* **WORK REQUIRED**
Indicate only the number of lines in the listing below in which the word "городского" appears.

(Extracted records)
____
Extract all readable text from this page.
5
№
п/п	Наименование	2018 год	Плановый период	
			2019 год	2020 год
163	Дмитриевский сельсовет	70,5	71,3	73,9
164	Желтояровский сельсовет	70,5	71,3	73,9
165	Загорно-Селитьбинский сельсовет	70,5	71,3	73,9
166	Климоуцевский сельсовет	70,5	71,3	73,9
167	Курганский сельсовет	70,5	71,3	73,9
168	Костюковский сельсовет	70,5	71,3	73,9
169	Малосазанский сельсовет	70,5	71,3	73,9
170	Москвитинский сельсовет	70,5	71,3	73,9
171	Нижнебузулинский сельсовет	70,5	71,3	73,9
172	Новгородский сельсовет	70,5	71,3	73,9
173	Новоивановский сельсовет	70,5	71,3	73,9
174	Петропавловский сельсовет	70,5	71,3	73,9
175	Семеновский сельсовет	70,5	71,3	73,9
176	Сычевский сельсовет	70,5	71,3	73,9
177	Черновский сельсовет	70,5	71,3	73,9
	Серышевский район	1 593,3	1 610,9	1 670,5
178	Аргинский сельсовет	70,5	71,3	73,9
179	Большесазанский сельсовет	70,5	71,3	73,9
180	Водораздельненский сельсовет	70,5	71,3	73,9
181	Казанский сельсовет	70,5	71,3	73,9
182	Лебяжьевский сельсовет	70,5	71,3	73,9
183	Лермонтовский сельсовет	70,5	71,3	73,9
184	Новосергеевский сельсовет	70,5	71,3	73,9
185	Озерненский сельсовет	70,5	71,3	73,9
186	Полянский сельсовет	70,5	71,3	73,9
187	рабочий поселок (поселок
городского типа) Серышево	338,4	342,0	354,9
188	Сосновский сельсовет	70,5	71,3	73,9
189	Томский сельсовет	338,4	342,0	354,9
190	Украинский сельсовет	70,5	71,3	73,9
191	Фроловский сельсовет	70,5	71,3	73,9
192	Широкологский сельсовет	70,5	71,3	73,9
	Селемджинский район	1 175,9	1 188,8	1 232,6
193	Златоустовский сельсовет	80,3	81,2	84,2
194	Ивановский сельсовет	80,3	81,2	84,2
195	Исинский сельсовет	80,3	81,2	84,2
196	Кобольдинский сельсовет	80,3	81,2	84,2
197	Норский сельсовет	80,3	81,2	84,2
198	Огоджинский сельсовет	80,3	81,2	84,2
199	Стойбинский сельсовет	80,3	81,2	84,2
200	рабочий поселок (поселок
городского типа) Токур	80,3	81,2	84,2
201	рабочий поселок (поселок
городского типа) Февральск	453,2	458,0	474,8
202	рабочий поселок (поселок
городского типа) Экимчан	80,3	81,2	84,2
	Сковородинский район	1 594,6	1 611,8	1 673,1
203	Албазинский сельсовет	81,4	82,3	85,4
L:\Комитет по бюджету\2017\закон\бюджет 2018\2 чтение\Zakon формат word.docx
____
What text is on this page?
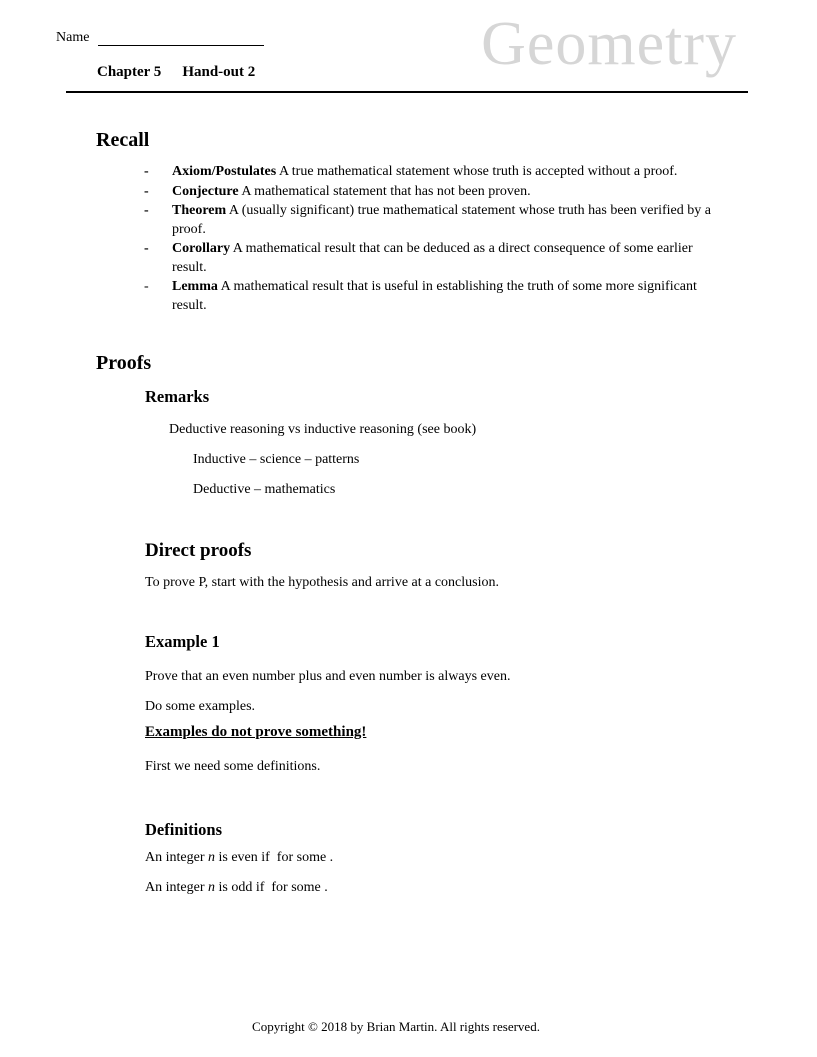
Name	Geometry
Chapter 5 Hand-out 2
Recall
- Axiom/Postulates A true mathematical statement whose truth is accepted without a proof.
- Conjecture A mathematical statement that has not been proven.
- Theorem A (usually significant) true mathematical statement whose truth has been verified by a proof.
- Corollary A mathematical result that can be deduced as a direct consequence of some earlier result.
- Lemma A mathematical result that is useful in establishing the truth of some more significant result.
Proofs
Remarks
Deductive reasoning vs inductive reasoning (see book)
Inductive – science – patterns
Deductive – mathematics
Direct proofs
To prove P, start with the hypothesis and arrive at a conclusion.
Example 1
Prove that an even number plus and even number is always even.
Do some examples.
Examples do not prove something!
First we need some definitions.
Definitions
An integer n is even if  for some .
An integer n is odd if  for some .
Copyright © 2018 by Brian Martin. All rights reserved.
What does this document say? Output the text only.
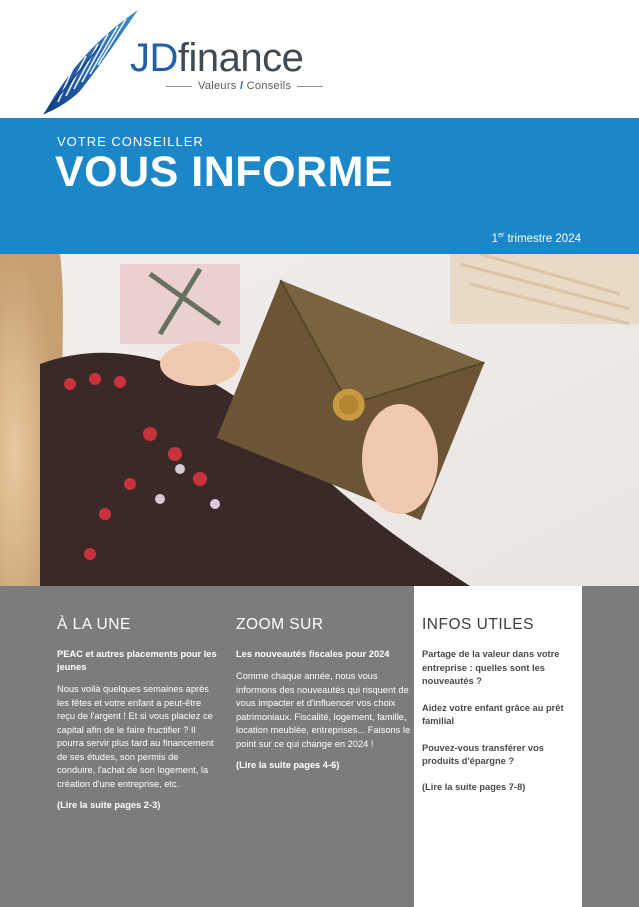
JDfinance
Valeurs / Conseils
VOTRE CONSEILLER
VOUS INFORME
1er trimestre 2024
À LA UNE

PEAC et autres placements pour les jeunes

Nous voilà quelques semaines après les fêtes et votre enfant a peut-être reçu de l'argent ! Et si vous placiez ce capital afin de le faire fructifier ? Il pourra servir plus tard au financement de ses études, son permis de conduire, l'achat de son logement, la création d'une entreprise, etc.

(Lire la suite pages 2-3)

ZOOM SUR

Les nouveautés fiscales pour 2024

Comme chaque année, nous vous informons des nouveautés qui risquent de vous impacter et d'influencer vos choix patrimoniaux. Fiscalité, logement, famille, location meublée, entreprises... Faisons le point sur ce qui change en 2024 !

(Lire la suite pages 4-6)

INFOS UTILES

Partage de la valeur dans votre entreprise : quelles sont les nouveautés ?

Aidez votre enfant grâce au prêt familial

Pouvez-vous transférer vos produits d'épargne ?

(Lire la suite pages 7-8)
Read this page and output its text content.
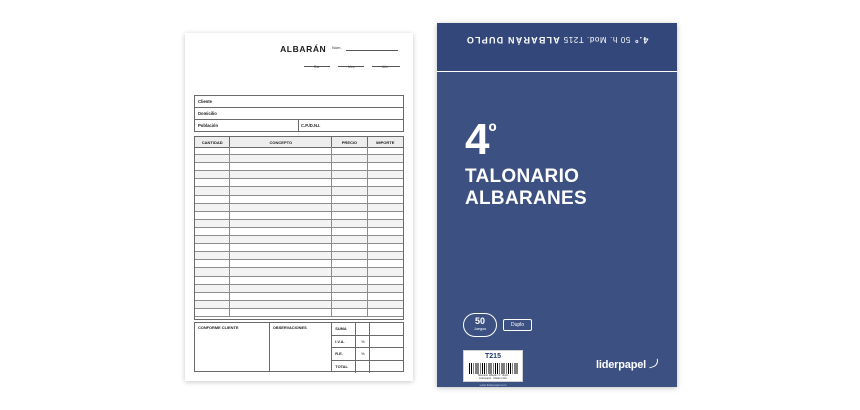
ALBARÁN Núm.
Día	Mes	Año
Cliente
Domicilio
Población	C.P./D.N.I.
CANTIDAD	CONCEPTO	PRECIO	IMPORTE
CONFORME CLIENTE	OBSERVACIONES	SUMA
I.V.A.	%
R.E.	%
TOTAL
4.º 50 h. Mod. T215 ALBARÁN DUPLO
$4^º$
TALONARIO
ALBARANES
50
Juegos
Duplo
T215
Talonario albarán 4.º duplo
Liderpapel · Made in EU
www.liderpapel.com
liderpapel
____
* **RESULT OF THIS EXERCISE**
4